:: DATA SUPPLIED

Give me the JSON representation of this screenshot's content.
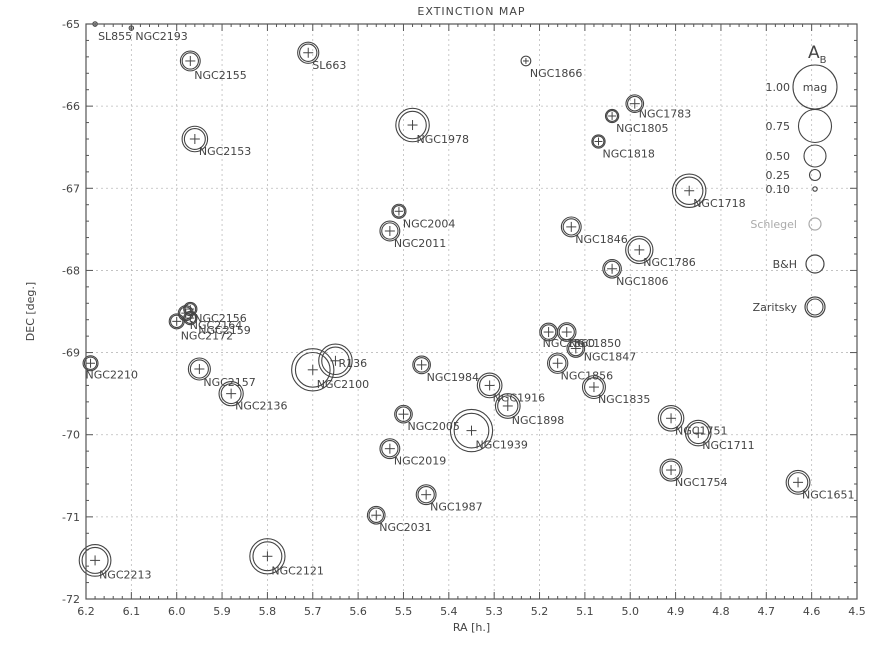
{
  "chart_data": {
    "type": "scatter",
    "title": "EXTINCTION MAP",
    "xlabel": "RA [h.]",
    "ylabel": "DEC [deg.]",
    "xlim": [
      6.2,
      4.5
    ],
    "ylim": [
      -72,
      -65
    ],
    "xticks": [
      "6.2",
      "6.1",
      "6.0",
      "5.9",
      "5.8",
      "5.7",
      "5.6",
      "5.5",
      "5.4",
      "5.3",
      "5.2",
      "5.1",
      "5.0",
      "4.9",
      "4.8",
      "4.7",
      "4.6",
      "4.5"
    ],
    "yticks": [
      "-65",
      "-66",
      "-67",
      "-68",
      "-69",
      "-70",
      "-71",
      "-72"
    ],
    "grid": true,
    "legend": {
      "placement": "right",
      "title_main": "A",
      "title_sub": "B",
      "size_entries": [
        {
          "label": "1.00",
          "value": 1.0,
          "inner": "mag"
        },
        {
          "label": "0.75",
          "value": 0.75
        },
        {
          "label": "0.50",
          "value": 0.5
        },
        {
          "label": "0.25",
          "value": 0.25
        },
        {
          "label": "0.10",
          "value": 0.1
        }
      ],
      "method_entries": [
        {
          "label": "Schlegel",
          "color": "#aaaaaa"
        },
        {
          "label": "B&H",
          "color": "#444444"
        },
        {
          "label": "Zaritsky",
          "color": "#444444"
        }
      ]
    },
    "points": [
      {
        "name": "SL855",
        "ra": 6.18,
        "dec": -65.0,
        "av": 0.1,
        "lx": 3,
        "ly": 16
      },
      {
        "name": "NGC2193",
        "ra": 6.1,
        "dec": -65.05,
        "av": 0.1,
        "lx": 4,
        "ly": 12
      },
      {
        "name": "NGC2155",
        "ra": 5.97,
        "dec": -65.45,
        "av": 0.45,
        "lx": 4,
        "ly": 18
      },
      {
        "name": "SL663",
        "ra": 5.71,
        "dec": -65.35,
        "av": 0.48,
        "lx": 4,
        "ly": 16
      },
      {
        "name": "NGC1866",
        "ra": 5.23,
        "dec": -65.45,
        "av": 0.22,
        "lx": 4,
        "ly": 16
      },
      {
        "name": "NGC1783",
        "ra": 4.99,
        "dec": -65.97,
        "av": 0.4,
        "lx": 4,
        "ly": 14
      },
      {
        "name": "NGC1805",
        "ra": 5.04,
        "dec": -66.12,
        "av": 0.3,
        "lx": 4,
        "ly": 16
      },
      {
        "name": "NGC1978",
        "ra": 5.48,
        "dec": -66.23,
        "av": 0.76,
        "lx": 4,
        "ly": 18
      },
      {
        "name": "NGC2153",
        "ra": 5.96,
        "dec": -66.4,
        "av": 0.58,
        "lx": 4,
        "ly": 16
      },
      {
        "name": "NGC1818",
        "ra": 5.07,
        "dec": -66.43,
        "av": 0.3,
        "lx": 4,
        "ly": 16
      },
      {
        "name": "NGC1718",
        "ra": 4.87,
        "dec": -67.03,
        "av": 0.76,
        "lx": 4,
        "ly": 16
      },
      {
        "name": "NGC2004",
        "ra": 5.51,
        "dec": -67.28,
        "av": 0.32,
        "lx": 4,
        "ly": 16
      },
      {
        "name": "NGC2011",
        "ra": 5.53,
        "dec": -67.52,
        "av": 0.45,
        "lx": 4,
        "ly": 16
      },
      {
        "name": "NGC1846",
        "ra": 5.13,
        "dec": -67.47,
        "av": 0.45,
        "lx": 4,
        "ly": 16
      },
      {
        "name": "NGC1786",
        "ra": 4.98,
        "dec": -67.75,
        "av": 0.62,
        "lx": 4,
        "ly": 16
      },
      {
        "name": "NGC1806",
        "ra": 5.04,
        "dec": -67.98,
        "av": 0.42,
        "lx": 4,
        "ly": 16
      },
      {
        "name": "NGC2156",
        "ra": 5.97,
        "dec": -68.47,
        "av": 0.3,
        "lx": 4,
        "ly": 13
      },
      {
        "name": "NGC2164",
        "ra": 5.98,
        "dec": -68.52,
        "av": 0.34,
        "lx": 4,
        "ly": 16
      },
      {
        "name": "NGC2172",
        "ra": 6.0,
        "dec": -68.62,
        "av": 0.34,
        "lx": 4,
        "ly": 18
      },
      {
        "name": "NGC2159",
        "ra": 5.97,
        "dec": -68.58,
        "av": 0.3,
        "lx": 8,
        "ly": 16
      },
      {
        "name": "NGC1860",
        "ra": 5.18,
        "dec": -68.75,
        "av": 0.4,
        "lx": -6,
        "ly": 15
      },
      {
        "name": "NGC1850",
        "ra": 5.14,
        "dec": -68.75,
        "av": 0.42,
        "lx": 2,
        "ly": 15
      },
      {
        "name": "NGC1847",
        "ra": 5.12,
        "dec": -68.95,
        "av": 0.4,
        "lx": 8,
        "ly": 12
      },
      {
        "name": "NGC2210",
        "ra": 6.19,
        "dec": -69.13,
        "av": 0.34,
        "lx": -5,
        "ly": 15
      },
      {
        "name": "NGC2157",
        "ra": 5.95,
        "dec": -69.2,
        "av": 0.5,
        "lx": 4,
        "ly": 17
      },
      {
        "name": "NGC2100",
        "ra": 5.7,
        "dec": -69.21,
        "av": 0.96,
        "lx": 4,
        "ly": 18
      },
      {
        "name": "R136",
        "ra": 5.65,
        "dec": -69.1,
        "av": 0.76,
        "lx": 3,
        "ly": 6
      },
      {
        "name": "NGC1984",
        "ra": 5.46,
        "dec": -69.15,
        "av": 0.4,
        "lx": 5,
        "ly": 16
      },
      {
        "name": "NGC1856",
        "ra": 5.16,
        "dec": -69.13,
        "av": 0.46,
        "lx": 3,
        "ly": 16
      },
      {
        "name": "NGC2136",
        "ra": 5.88,
        "dec": -69.5,
        "av": 0.55,
        "lx": 4,
        "ly": 16
      },
      {
        "name": "NGC1916",
        "ra": 5.31,
        "dec": -69.4,
        "av": 0.56,
        "lx": 3,
        "ly": 16
      },
      {
        "name": "NGC1835",
        "ra": 5.08,
        "dec": -69.42,
        "av": 0.52,
        "lx": 4,
        "ly": 16
      },
      {
        "name": "NGC1898",
        "ra": 5.27,
        "dec": -69.65,
        "av": 0.56,
        "lx": 4,
        "ly": 18
      },
      {
        "name": "NGC2005",
        "ra": 5.5,
        "dec": -69.75,
        "av": 0.4,
        "lx": 4,
        "ly": 16
      },
      {
        "name": "NGC1939",
        "ra": 5.35,
        "dec": -69.95,
        "av": 0.96,
        "lx": 4,
        "ly": 18
      },
      {
        "name": "NGC1751",
        "ra": 4.91,
        "dec": -69.8,
        "av": 0.58,
        "lx": 4,
        "ly": 16
      },
      {
        "name": "NGC1711",
        "ra": 4.85,
        "dec": -69.98,
        "av": 0.58,
        "lx": 4,
        "ly": 16
      },
      {
        "name": "NGC2019",
        "ra": 5.53,
        "dec": -70.17,
        "av": 0.45,
        "lx": 4,
        "ly": 16
      },
      {
        "name": "NGC1754",
        "ra": 4.91,
        "dec": -70.43,
        "av": 0.5,
        "lx": 4,
        "ly": 16
      },
      {
        "name": "NGC1651",
        "ra": 4.63,
        "dec": -70.58,
        "av": 0.54,
        "lx": 4,
        "ly": 16
      },
      {
        "name": "NGC1987",
        "ra": 5.45,
        "dec": -70.73,
        "av": 0.45,
        "lx": 4,
        "ly": 16
      },
      {
        "name": "NGC2031",
        "ra": 5.56,
        "dec": -70.98,
        "av": 0.4,
        "lx": 3,
        "ly": 16
      },
      {
        "name": "NGC2213",
        "ra": 6.18,
        "dec": -71.53,
        "av": 0.72,
        "lx": 4,
        "ly": 18
      },
      {
        "name": "NGC2121",
        "ra": 5.8,
        "dec": -71.48,
        "av": 0.8,
        "lx": 4,
        "ly": 18
      }
    ]
  }
}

::::

> TASK INSTRUCTIONS: Leave out every line without the string "value" and copy the rest.

> SOLVED PROBLEM:
          "value": 1.0,
          "value": 0.75
          "value": 0.5
          "value": 0.25
          "value": 0.1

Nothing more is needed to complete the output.